▶ Challenge
Reproduce all of the material word for word.

▶ Extracts from a graphics dataset

◇ ◇ ◇ ◇ ◇ ◇ ◇

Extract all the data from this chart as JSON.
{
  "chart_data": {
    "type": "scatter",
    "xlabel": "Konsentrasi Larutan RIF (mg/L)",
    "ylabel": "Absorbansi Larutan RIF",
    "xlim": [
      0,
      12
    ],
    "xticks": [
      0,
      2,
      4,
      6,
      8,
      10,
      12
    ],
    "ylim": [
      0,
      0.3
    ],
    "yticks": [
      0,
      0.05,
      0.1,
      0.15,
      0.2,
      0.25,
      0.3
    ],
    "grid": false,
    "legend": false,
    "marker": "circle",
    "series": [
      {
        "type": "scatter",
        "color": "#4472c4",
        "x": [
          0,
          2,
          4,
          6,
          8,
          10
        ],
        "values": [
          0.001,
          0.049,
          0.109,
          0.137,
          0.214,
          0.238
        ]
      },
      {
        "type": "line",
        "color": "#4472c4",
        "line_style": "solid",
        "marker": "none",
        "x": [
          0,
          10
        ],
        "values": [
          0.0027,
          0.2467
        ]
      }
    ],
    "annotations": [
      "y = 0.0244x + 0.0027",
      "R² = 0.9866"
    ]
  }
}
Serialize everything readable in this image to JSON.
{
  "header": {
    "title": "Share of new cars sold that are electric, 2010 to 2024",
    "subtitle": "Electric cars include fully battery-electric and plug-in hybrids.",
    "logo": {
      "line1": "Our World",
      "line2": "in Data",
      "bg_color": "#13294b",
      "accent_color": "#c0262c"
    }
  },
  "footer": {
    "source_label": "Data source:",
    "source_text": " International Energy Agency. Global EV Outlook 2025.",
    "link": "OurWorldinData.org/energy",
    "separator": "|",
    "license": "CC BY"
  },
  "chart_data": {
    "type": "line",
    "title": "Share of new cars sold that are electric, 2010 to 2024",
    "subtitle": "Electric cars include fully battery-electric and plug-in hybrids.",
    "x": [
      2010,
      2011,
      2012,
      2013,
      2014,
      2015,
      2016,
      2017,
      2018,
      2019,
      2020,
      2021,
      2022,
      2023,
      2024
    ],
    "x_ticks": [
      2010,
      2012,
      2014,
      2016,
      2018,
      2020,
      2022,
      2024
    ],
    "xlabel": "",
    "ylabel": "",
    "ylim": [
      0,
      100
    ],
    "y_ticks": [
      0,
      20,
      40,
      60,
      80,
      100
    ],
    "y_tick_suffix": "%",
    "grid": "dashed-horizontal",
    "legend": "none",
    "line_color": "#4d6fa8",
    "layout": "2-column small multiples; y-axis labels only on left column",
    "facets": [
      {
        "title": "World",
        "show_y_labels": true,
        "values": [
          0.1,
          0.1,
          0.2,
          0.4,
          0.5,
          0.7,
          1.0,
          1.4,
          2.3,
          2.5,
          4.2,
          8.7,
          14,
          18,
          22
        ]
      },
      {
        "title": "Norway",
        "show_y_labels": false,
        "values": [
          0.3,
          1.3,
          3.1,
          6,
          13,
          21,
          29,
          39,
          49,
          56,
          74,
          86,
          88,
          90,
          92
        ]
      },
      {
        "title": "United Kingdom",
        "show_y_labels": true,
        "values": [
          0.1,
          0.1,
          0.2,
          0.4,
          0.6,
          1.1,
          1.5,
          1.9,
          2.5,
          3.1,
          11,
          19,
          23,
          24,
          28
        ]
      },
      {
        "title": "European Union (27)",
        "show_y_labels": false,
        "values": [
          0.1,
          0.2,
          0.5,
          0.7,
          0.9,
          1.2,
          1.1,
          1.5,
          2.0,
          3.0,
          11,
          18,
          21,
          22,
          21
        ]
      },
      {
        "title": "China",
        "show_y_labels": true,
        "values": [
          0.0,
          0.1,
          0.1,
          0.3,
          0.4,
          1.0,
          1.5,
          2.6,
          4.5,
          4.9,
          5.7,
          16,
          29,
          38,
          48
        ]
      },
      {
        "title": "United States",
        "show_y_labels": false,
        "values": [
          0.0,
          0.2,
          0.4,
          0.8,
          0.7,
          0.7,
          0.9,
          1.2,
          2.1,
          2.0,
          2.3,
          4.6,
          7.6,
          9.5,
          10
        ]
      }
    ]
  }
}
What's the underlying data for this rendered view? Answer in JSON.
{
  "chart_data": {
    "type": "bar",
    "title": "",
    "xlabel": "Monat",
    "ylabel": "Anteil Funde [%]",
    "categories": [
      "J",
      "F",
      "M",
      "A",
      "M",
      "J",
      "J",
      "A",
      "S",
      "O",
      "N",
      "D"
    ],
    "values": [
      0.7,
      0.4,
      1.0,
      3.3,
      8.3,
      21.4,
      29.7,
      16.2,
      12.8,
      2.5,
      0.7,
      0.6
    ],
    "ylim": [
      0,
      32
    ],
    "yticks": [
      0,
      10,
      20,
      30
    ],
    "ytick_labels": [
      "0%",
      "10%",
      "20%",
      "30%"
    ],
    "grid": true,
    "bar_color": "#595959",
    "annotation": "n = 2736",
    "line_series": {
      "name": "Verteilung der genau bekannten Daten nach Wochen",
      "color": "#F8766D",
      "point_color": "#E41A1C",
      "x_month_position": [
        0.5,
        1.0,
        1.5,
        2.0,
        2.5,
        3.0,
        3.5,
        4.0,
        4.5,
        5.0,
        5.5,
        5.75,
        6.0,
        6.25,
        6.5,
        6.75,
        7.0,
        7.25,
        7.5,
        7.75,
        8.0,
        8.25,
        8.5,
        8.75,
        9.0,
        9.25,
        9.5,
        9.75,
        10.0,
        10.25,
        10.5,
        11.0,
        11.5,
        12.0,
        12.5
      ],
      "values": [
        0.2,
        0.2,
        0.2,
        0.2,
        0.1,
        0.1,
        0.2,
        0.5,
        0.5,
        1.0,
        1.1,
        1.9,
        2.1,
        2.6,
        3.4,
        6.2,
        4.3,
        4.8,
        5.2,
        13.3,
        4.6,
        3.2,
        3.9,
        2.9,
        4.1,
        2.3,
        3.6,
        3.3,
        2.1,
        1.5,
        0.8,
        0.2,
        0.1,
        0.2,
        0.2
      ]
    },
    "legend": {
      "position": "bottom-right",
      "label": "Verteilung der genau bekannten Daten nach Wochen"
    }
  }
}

◇ ◇ ◇ ◇ ◇ ◇ ◇

▶ Finished answer
Extract all the data from this chart as JSON.
{
  "chart_data": {
    "type": "scatter",
    "xlabel": "Konsentrasi Larutan RIF (mg/L)",
    "ylabel": "Absorbansi Larutan RIF",
    "xlim": [
      0,
      12
    ],
    "xticks": [
      0,
      2,
      4,
      6,
      8,
      10,
      12
    ],
    "ylim": [
      0,
      0.3
    ],
    "yticks": [
      0,
      0.05,
      0.1,
      0.15,
      0.2,
      0.25,
      0.3
    ],
    "grid": false,
    "legend": false,
    "marker": "circle",
    "series": [
      {
        "type": "scatter",
        "color": "#4472c4",
        "x": [
          0,
          2,
          4,
          6,
          8,
          10
        ],
        "values": [
          0.001,
          0.049,
          0.109,
          0.137,
          0.214,
          0.238
        ]
      },
      {
        "type": "line",
        "color": "#4472c4",
        "line_style": "solid",
        "marker": "none",
        "x": [
          0,
          10
        ],
        "values": [
          0.0027,
          0.2467
        ]
      }
    ],
    "annotations": [
      "y = 0.0244x + 0.0027",
      "R² = 0.9866"
    ]
  }
}
Serialize everything readable in this image to JSON.
{
  "header": {
    "title": "Share of new cars sold that are electric, 2010 to 2024",
    "subtitle": "Electric cars include fully battery-electric and plug-in hybrids.",
    "logo": {
      "line1": "Our World",
      "line2": "in Data",
      "bg_color": "#13294b",
      "accent_color": "#c0262c"
    }
  },
  "footer": {
    "source_label": "Data source:",
    "source_text": " International Energy Agency. Global EV Outlook 2025.",
    "link": "OurWorldinData.org/energy",
    "separator": "|",
    "license": "CC BY"
  },
  "chart_data": {
    "type": "line",
    "title": "Share of new cars sold that are electric, 2010 to 2024",
    "subtitle": "Electric cars include fully battery-electric and plug-in hybrids.",
    "x": [
      2010,
      2011,
      2012,
      2013,
      2014,
      2015,
      2016,
      2017,
      2018,
      2019,
      2020,
      2021,
      2022,
      2023,
      2024
    ],
    "x_ticks": [
      2010,
      2012,
      2014,
      2016,
      2018,
      2020,
      2022,
      2024
    ],
    "xlabel": "",
    "ylabel": "",
    "ylim": [
      0,
      100
    ],
    "y_ticks": [
      0,
      20,
      40,
      60,
      80,
      100
    ],
    "y_tick_suffix": "%",
    "grid": "dashed-horizontal",
    "legend": "none",
    "line_color": "#4d6fa8",
    "layout": "2-column small multiples; y-axis labels only on left column",
    "facets": [
      {
        "title": "World",
        "show_y_labels": true,
        "values": [
          0.1,
          0.1,
          0.2,
          0.4,
          0.5,
          0.7,
          1.0,
          1.4,
          2.3,
          2.5,
          4.2,
          8.7,
          14,
          18,
          22
        ]
      },
      {
        "title": "Norway",
        "show_y_labels": false,
        "values": [
          0.3,
          1.3,
          3.1,
          6,
          13,
          21,
          29,
          39,
          49,
          56,
          74,
          86,
          88,
          90,
          92
        ]
      },
      {
        "title": "United Kingdom",
        "show_y_labels": true,
        "values": [
          0.1,
          0.1,
          0.2,
          0.4,
          0.6,
          1.1,
          1.5,
          1.9,
          2.5,
          3.1,
          11,
          19,
          23,
          24,
          28
        ]
      },
      {
        "title": "European Union (27)",
        "show_y_labels": false,
        "values": [
          0.1,
          0.2,
          0.5,
          0.7,
          0.9,
          1.2,
          1.1,
          1.5,
          2.0,
          3.0,
          11,
          18,
          21,
          22,
          21
        ]
      },
      {
        "title": "China",
        "show_y_labels": true,
        "values": [
          0.0,
          0.1,
          0.1,
          0.3,
          0.4,
          1.0,
          1.5,
          2.6,
          4.5,
          4.9,
          5.7,
          16,
          29,
          38,
          48
        ]
      },
      {
        "title": "United States",
        "show_y_labels": false,
        "values": [
          0.0,
          0.2,
          0.4,
          0.8,
          0.7,
          0.7,
          0.9,
          1.2,
          2.1,
          2.0,
          2.3,
          4.6,
          7.6,
          9.5,
          10
        ]
      }
    ]
  }
}
What's the underlying data for this rendered view? Answer in JSON.
{
  "chart_data": {
    "type": "bar",
    "title": "",
    "xlabel": "Monat",
    "ylabel": "Anteil Funde [%]",
    "categories": [
      "J",
      "F",
      "M",
      "A",
      "M",
      "J",
      "J",
      "A",
      "S",
      "O",
      "N",
      "D"
    ],
    "values": [
      0.7,
      0.4,
      1.0,
      3.3,
      8.3,
      21.4,
      29.7,
      16.2,
      12.8,
      2.5,
      0.7,
      0.6
    ],
    "ylim": [
      0,
      32
    ],
    "yticks": [
      0,
      10,
      20,
      30
    ],
    "ytick_labels": [
      "0%",
      "10%",
      "20%",
      "30%"
    ],
    "grid": true,
    "bar_color": "#595959",
    "annotation": "n = 2736",
    "line_series": {
      "name": "Verteilung der genau bekannten Daten nach Wochen",
      "color": "#F8766D",
      "point_color": "#E41A1C",
      "x_month_position": [
        0.5,
        1.0,
        1.5,
        2.0,
        2.5,
        3.0,
        3.5,
        4.0,
        4.5,
        5.0,
        5.5,
        5.75,
        6.0,
        6.25,
        6.5,
        6.75,
        7.0,
        7.25,
        7.5,
        7.75,
        8.0,
        8.25,
        8.5,
        8.75,
        9.0,
        9.25,
        9.5,
        9.75,
        10.0,
        10.25,
        10.5,
        11.0,
        11.5,
        12.0,
        12.5
      ],
      "values": [
        0.2,
        0.2,
        0.2,
        0.2,
        0.1,
        0.1,
        0.2,
        0.5,
        0.5,
        1.0,
        1.1,
        1.9,
        2.1,
        2.6,
        3.4,
        6.2,
        4.3,
        4.8,
        5.2,
        13.3,
        4.6,
        3.2,
        3.9,
        2.9,
        4.1,
        2.3,
        3.6,
        3.3,
        2.1,
        1.5,
        0.8,
        0.2,
        0.1,
        0.2,
        0.2
      ]
    },
    "legend": {
      "position": "bottom-right",
      "label": "Verteilung der genau bekannten Daten nach Wochen"
    }
  }
}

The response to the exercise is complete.